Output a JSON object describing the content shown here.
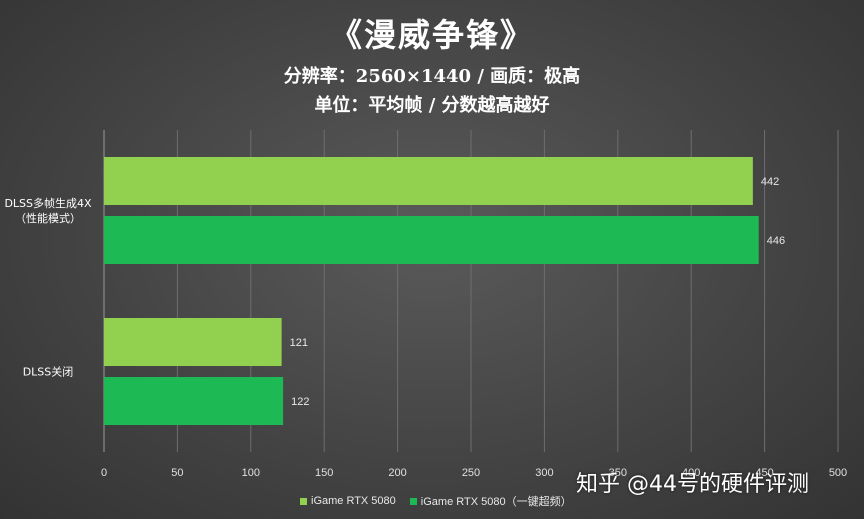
{
  "title": "《漫威争锋》",
  "subtitle_lines": [
    "分辨率：2560×1440 / 画质：极高",
    "单位：平均帧 / 分数越高越好"
  ],
  "watermark": "知乎 @44号的硬件评测",
  "chart_data": {
    "type": "bar",
    "orientation": "horizontal",
    "categories": [
      {
        "lines": [
          "DLSS多帧生成4X",
          "（性能模式）"
        ]
      },
      {
        "lines": [
          "DLSS关闭"
        ]
      }
    ],
    "series": [
      {
        "name": "iGame RTX 5080",
        "color": "#92d050",
        "values": [
          442,
          121
        ]
      },
      {
        "name": "iGame RTX 5080（一键超频）",
        "color": "#1db954",
        "values": [
          446,
          122
        ]
      }
    ],
    "xlim": [
      0,
      500
    ],
    "xticks": [
      0,
      50,
      100,
      150,
      200,
      250,
      300,
      350,
      400,
      450,
      500
    ],
    "grid": true,
    "legend": "bottom"
  }
}
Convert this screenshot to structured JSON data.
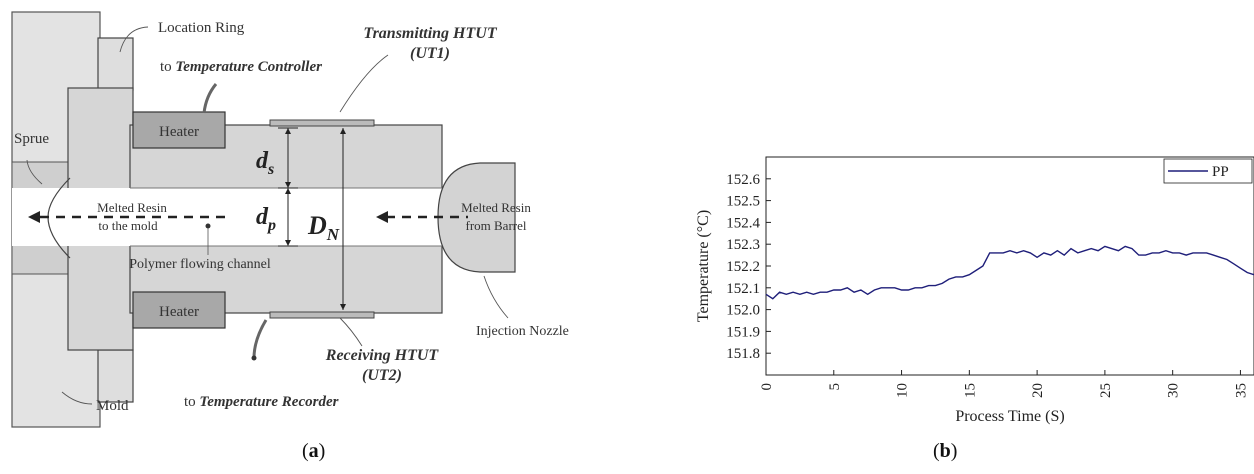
{
  "panel_a": {
    "caption_open": "(",
    "caption_letter": "a",
    "caption_close": ")",
    "labels": {
      "location_ring": "Location Ring",
      "to_temp_controller_prefix": "to ",
      "to_temp_controller_italic": "Temperature Controller",
      "transmitting_htut": "Transmitting HTUT",
      "ut1": "(UT1)",
      "heater_top": "Heater",
      "heater_bottom": "Heater",
      "sprue": "Sprue",
      "ds_main": "d",
      "ds_sub": "s",
      "dp_main": "d",
      "dp_sub": "p",
      "dn_main": "D",
      "dn_sub": "N",
      "melted_resin_left_1": "Melted Resin",
      "melted_resin_left_2": "to the mold",
      "melted_resin_right_1": "Melted Resin",
      "melted_resin_right_2": "from Barrel",
      "polymer_channel": "Polymer flowing channel",
      "injection_nozzle": "Injection Nozzle",
      "receiving_htut": "Receiving HTUT",
      "ut2": "(UT2)",
      "mold": "Mold",
      "to_temp_recorder_prefix": "to ",
      "to_temp_recorder_italic": "Temperature Recorder"
    }
  },
  "panel_b": {
    "caption_open": "(",
    "caption_letter": "b",
    "caption_close": ")"
  },
  "chart_data": {
    "type": "line",
    "xlabel": "Process Time (S)",
    "ylabel": "Temperature (°C)",
    "xlim": [
      0,
      36
    ],
    "ylim": [
      151.7,
      152.7
    ],
    "x_ticks": [
      0,
      5,
      10,
      15,
      20,
      25,
      30,
      35
    ],
    "y_ticks": [
      151.8,
      151.9,
      152.0,
      152.1,
      152.2,
      152.3,
      152.4,
      152.5,
      152.6
    ],
    "legend_position": "top-right",
    "series": [
      {
        "name": "PP",
        "color": "#1f1f7a",
        "x": [
          0,
          0.5,
          1,
          1.5,
          2,
          2.5,
          3,
          3.5,
          4,
          4.5,
          5,
          5.5,
          6,
          6.5,
          7,
          7.5,
          8,
          8.5,
          9,
          9.5,
          10,
          10.5,
          11,
          11.5,
          12,
          12.5,
          13,
          13.5,
          14,
          14.5,
          15,
          15.5,
          16,
          16.5,
          17,
          17.5,
          18,
          18.5,
          19,
          19.5,
          20,
          20.5,
          21,
          21.5,
          22,
          22.5,
          23,
          23.5,
          24,
          24.5,
          25,
          25.5,
          26,
          26.5,
          27,
          27.5,
          28,
          28.5,
          29,
          29.5,
          30,
          30.5,
          31,
          31.5,
          32,
          32.5,
          33,
          33.5,
          34,
          34.5,
          35,
          35.5,
          36
        ],
        "values": [
          152.07,
          152.05,
          152.08,
          152.07,
          152.08,
          152.07,
          152.08,
          152.07,
          152.08,
          152.08,
          152.09,
          152.09,
          152.1,
          152.08,
          152.09,
          152.07,
          152.09,
          152.1,
          152.1,
          152.1,
          152.09,
          152.09,
          152.1,
          152.1,
          152.11,
          152.11,
          152.12,
          152.14,
          152.15,
          152.15,
          152.16,
          152.18,
          152.2,
          152.26,
          152.26,
          152.26,
          152.27,
          152.26,
          152.27,
          152.26,
          152.24,
          152.26,
          152.25,
          152.27,
          152.25,
          152.28,
          152.26,
          152.27,
          152.28,
          152.27,
          152.29,
          152.28,
          152.27,
          152.29,
          152.28,
          152.25,
          152.25,
          152.26,
          152.26,
          152.27,
          152.26,
          152.26,
          152.25,
          152.26,
          152.26,
          152.26,
          152.25,
          152.24,
          152.23,
          152.21,
          152.19,
          152.17,
          152.16
        ]
      }
    ]
  }
}
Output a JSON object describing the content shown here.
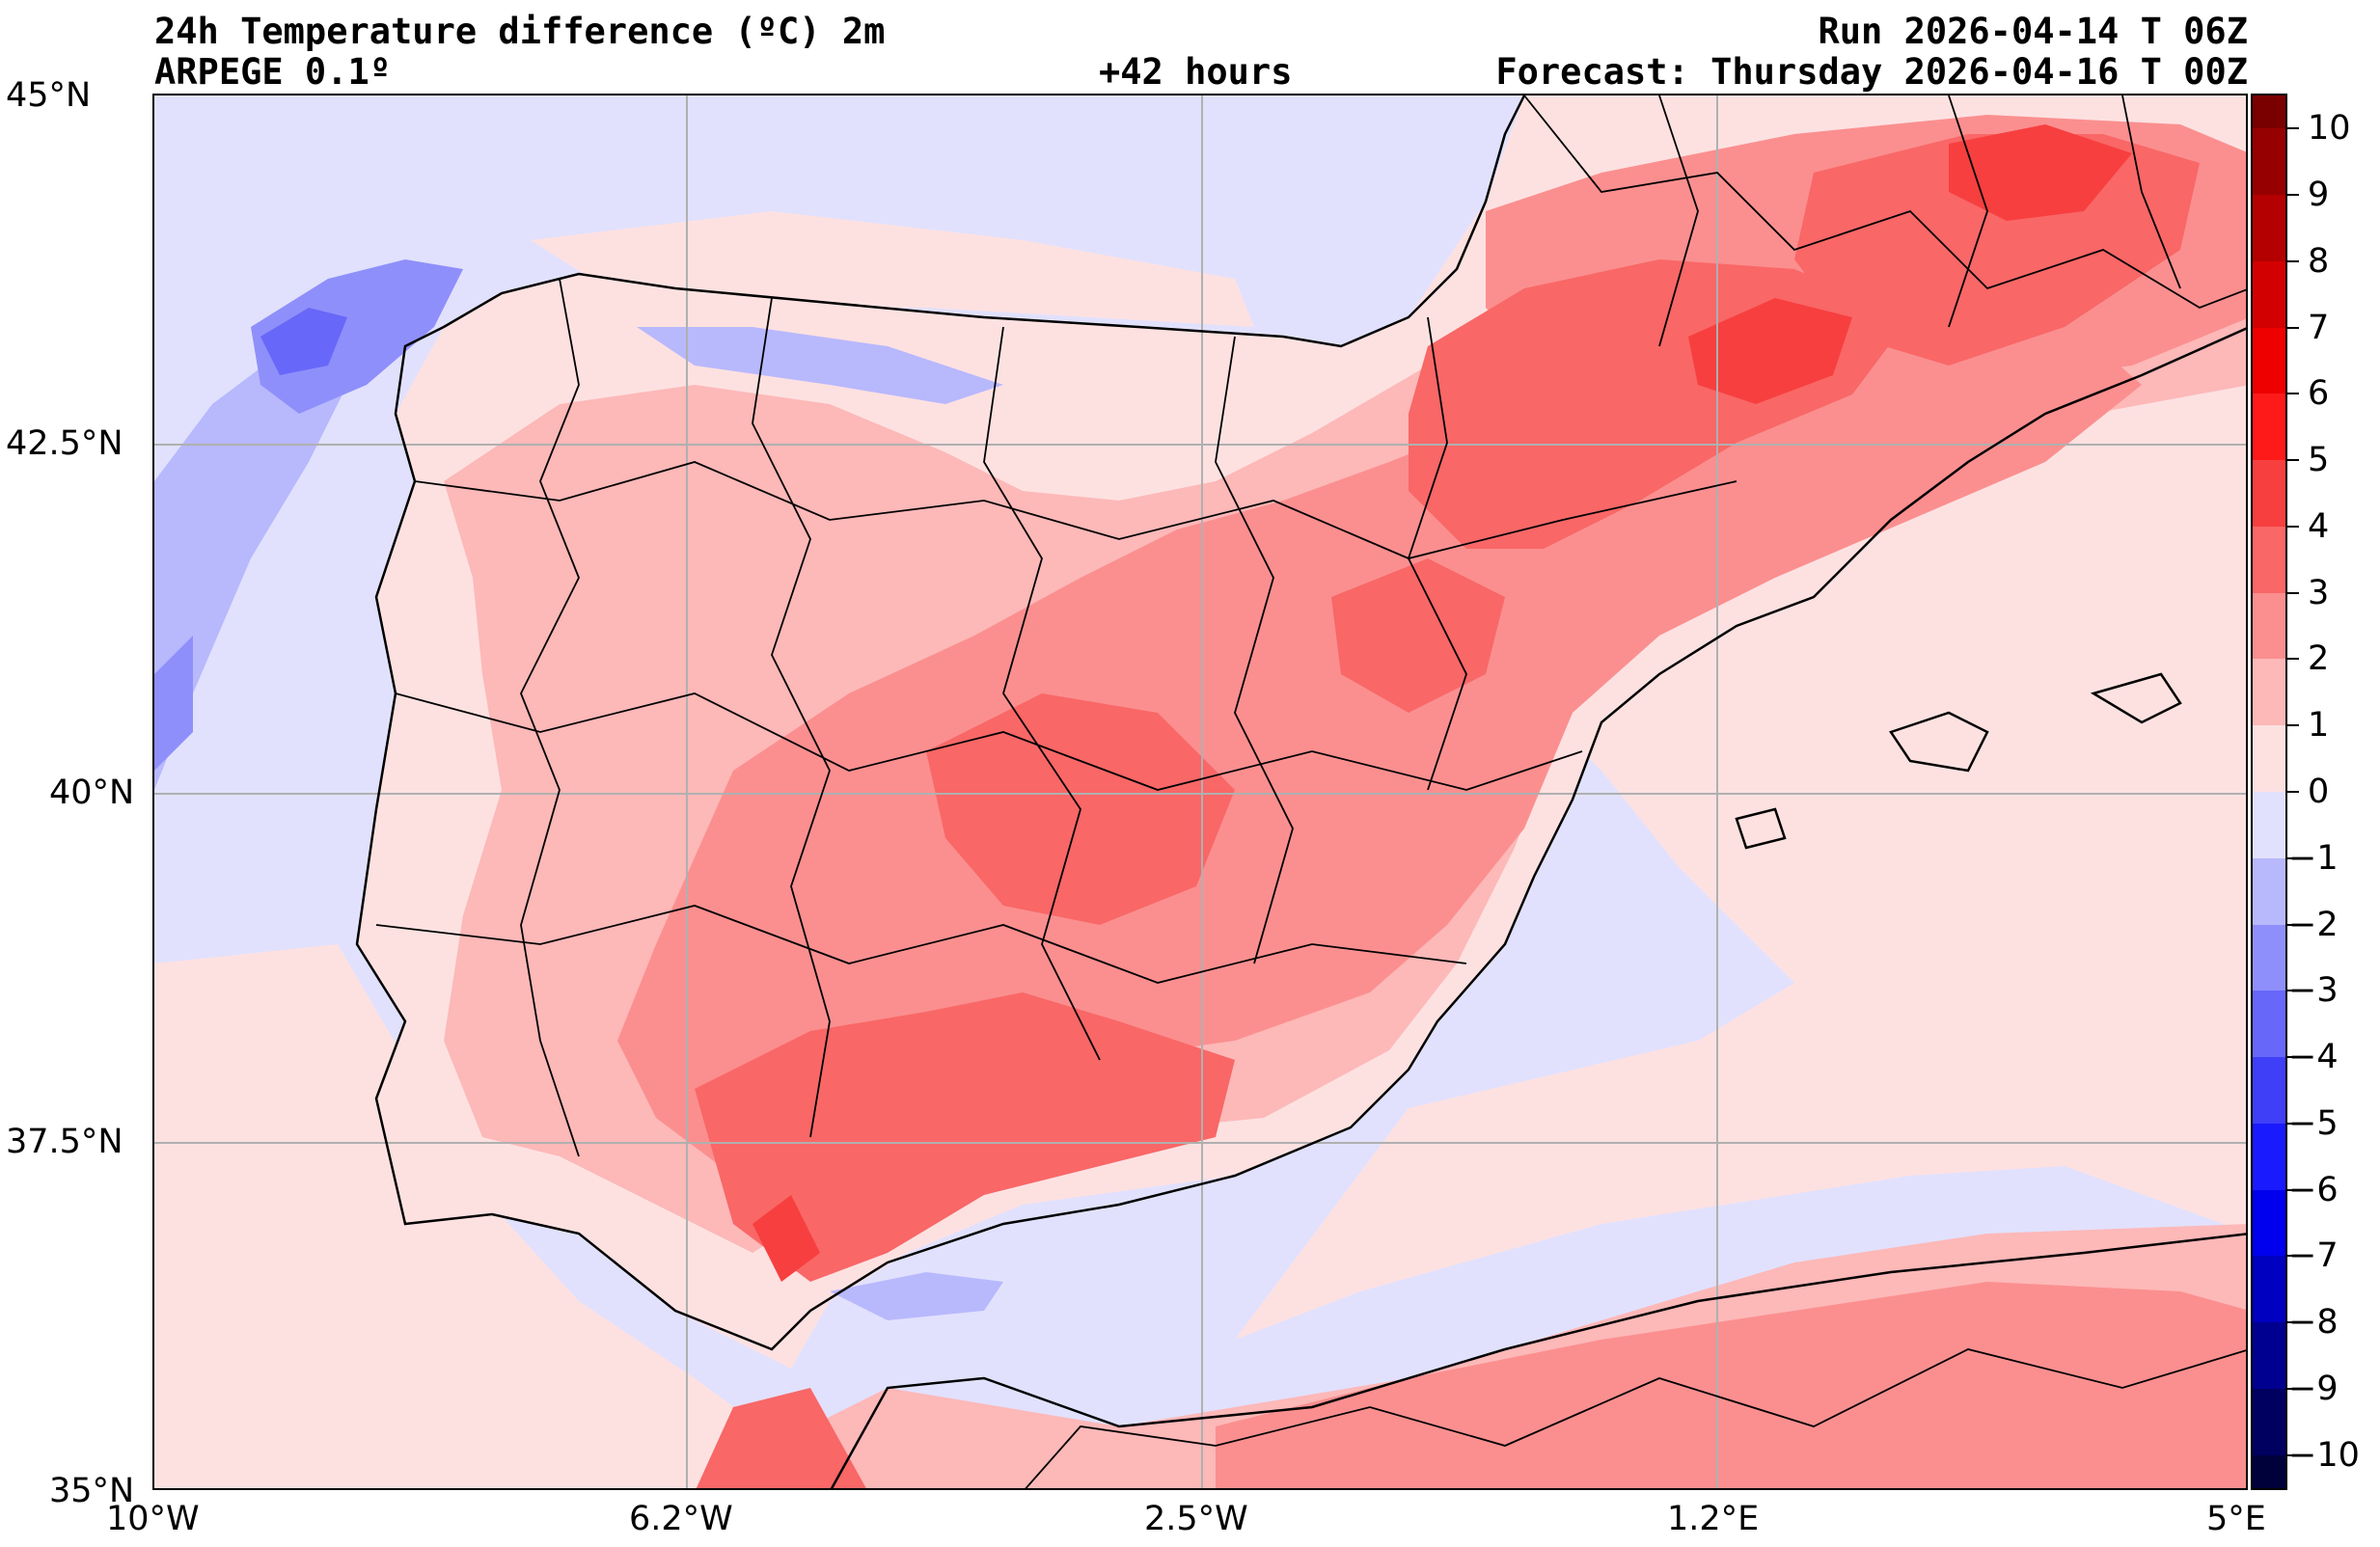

_Exercise_
Without including any picture, retype the entries exactly.

_Result_
Output a JSON object describing the content shown here.
{
  "title": "《漫威争锋》",
  "subtitle_lines": [
    "分辨率：2560×1440 / 画质：极高",
    "单位：平均帧 / 分数越高越好"
  ],
  "watermark": "知乎 @44号的硬件评测",
  "chart_data": {
    "type": "bar",
    "orientation": "horizontal",
    "categories": [
      {
        "lines": [
          "DLSS多帧生成4X",
          "（性能模式）"
        ]
      },
      {
        "lines": [
          "DLSS关闭"
        ]
      }
    ],
    "series": [
      {
        "name": "iGame RTX 5080",
        "color": "#92d050",
        "values": [
          442,
          121
        ]
      },
      {
        "name": "iGame RTX 5080（一键超频）",
        "color": "#1db954",
        "values": [
          446,
          122
        ]
      }
    ],
    "xlim": [
      0,
      500
    ],
    "xticks": [
      0,
      50,
      100,
      150,
      200,
      250,
      300,
      350,
      400,
      450,
      500
    ],
    "grid": true,
    "legend": "bottom"
  }
}
Convert this screenshot to structured JSON data.
{
  "panel_a": {
    "caption_open": "(",
    "caption_letter": "a",
    "caption_close": ")",
    "labels": {
      "location_ring": "Location Ring",
      "to_temp_controller_prefix": "to ",
      "to_temp_controller_italic": "Temperature Controller",
      "transmitting_htut": "Transmitting HTUT",
      "ut1": "(UT1)",
      "heater_top": "Heater",
      "heater_bottom": "Heater",
      "sprue": "Sprue",
      "ds_main": "d",
      "ds_sub": "s",
      "dp_main": "d",
      "dp_sub": "p",
      "dn_main": "D",
      "dn_sub": "N",
      "melted_resin_left_1": "Melted Resin",
      "melted_resin_left_2": "to the mold",
      "melted_resin_right_1": "Melted Resin",
      "melted_resin_right_2": "from Barrel",
      "polymer_channel": "Polymer flowing channel",
      "injection_nozzle": "Injection Nozzle",
      "receiving_htut": "Receiving HTUT",
      "ut2": "(UT2)",
      "mold": "Mold",
      "to_temp_recorder_prefix": "to ",
      "to_temp_recorder_italic": "Temperature Recorder"
    }
  },
  "panel_b": {
    "caption_open": "(",
    "caption_letter": "b",
    "caption_close": ")"
  },
  "chart_data": {
    "type": "line",
    "xlabel": "Process Time (S)",
    "ylabel": "Temperature (°C)",
    "xlim": [
      0,
      36
    ],
    "ylim": [
      151.7,
      152.7
    ],
    "x_ticks": [
      0,
      5,
      10,
      15,
      20,
      25,
      30,
      35
    ],
    "y_ticks": [
      151.8,
      151.9,
      152.0,
      152.1,
      152.2,
      152.3,
      152.4,
      152.5,
      152.6
    ],
    "legend_position": "top-right",
    "series": [
      {
        "name": "PP",
        "color": "#1f1f7a",
        "x": [
          0,
          0.5,
          1,
          1.5,
          2,
          2.5,
          3,
          3.5,
          4,
          4.5,
          5,
          5.5,
          6,
          6.5,
          7,
          7.5,
          8,
          8.5,
          9,
          9.5,
          10,
          10.5,
          11,
          11.5,
          12,
          12.5,
          13,
          13.5,
          14,
          14.5,
          15,
          15.5,
          16,
          16.5,
          17,
          17.5,
          18,
          18.5,
          19,
          19.5,
          20,
          20.5,
          21,
          21.5,
          22,
          22.5,
          23,
          23.5,
          24,
          24.5,
          25,
          25.5,
          26,
          26.5,
          27,
          27.5,
          28,
          28.5,
          29,
          29.5,
          30,
          30.5,
          31,
          31.5,
          32,
          32.5,
          33,
          33.5,
          34,
          34.5,
          35,
          35.5,
          36
        ],
        "values": [
          152.07,
          152.05,
          152.08,
          152.07,
          152.08,
          152.07,
          152.08,
          152.07,
          152.08,
          152.08,
          152.09,
          152.09,
          152.1,
          152.08,
          152.09,
          152.07,
          152.09,
          152.1,
          152.1,
          152.1,
          152.09,
          152.09,
          152.1,
          152.1,
          152.11,
          152.11,
          152.12,
          152.14,
          152.15,
          152.15,
          152.16,
          152.18,
          152.2,
          152.26,
          152.26,
          152.26,
          152.27,
          152.26,
          152.27,
          152.26,
          152.24,
          152.26,
          152.25,
          152.27,
          152.25,
          152.28,
          152.26,
          152.27,
          152.28,
          152.27,
          152.29,
          152.28,
          152.27,
          152.29,
          152.28,
          152.25,
          152.25,
          152.26,
          152.26,
          152.27,
          152.26,
          152.26,
          152.25,
          152.26,
          152.26,
          152.26,
          152.25,
          152.24,
          152.23,
          152.21,
          152.19,
          152.17,
          152.16
        ]
      }
    ]
  }
}
Output a JSON object describing the content shown here.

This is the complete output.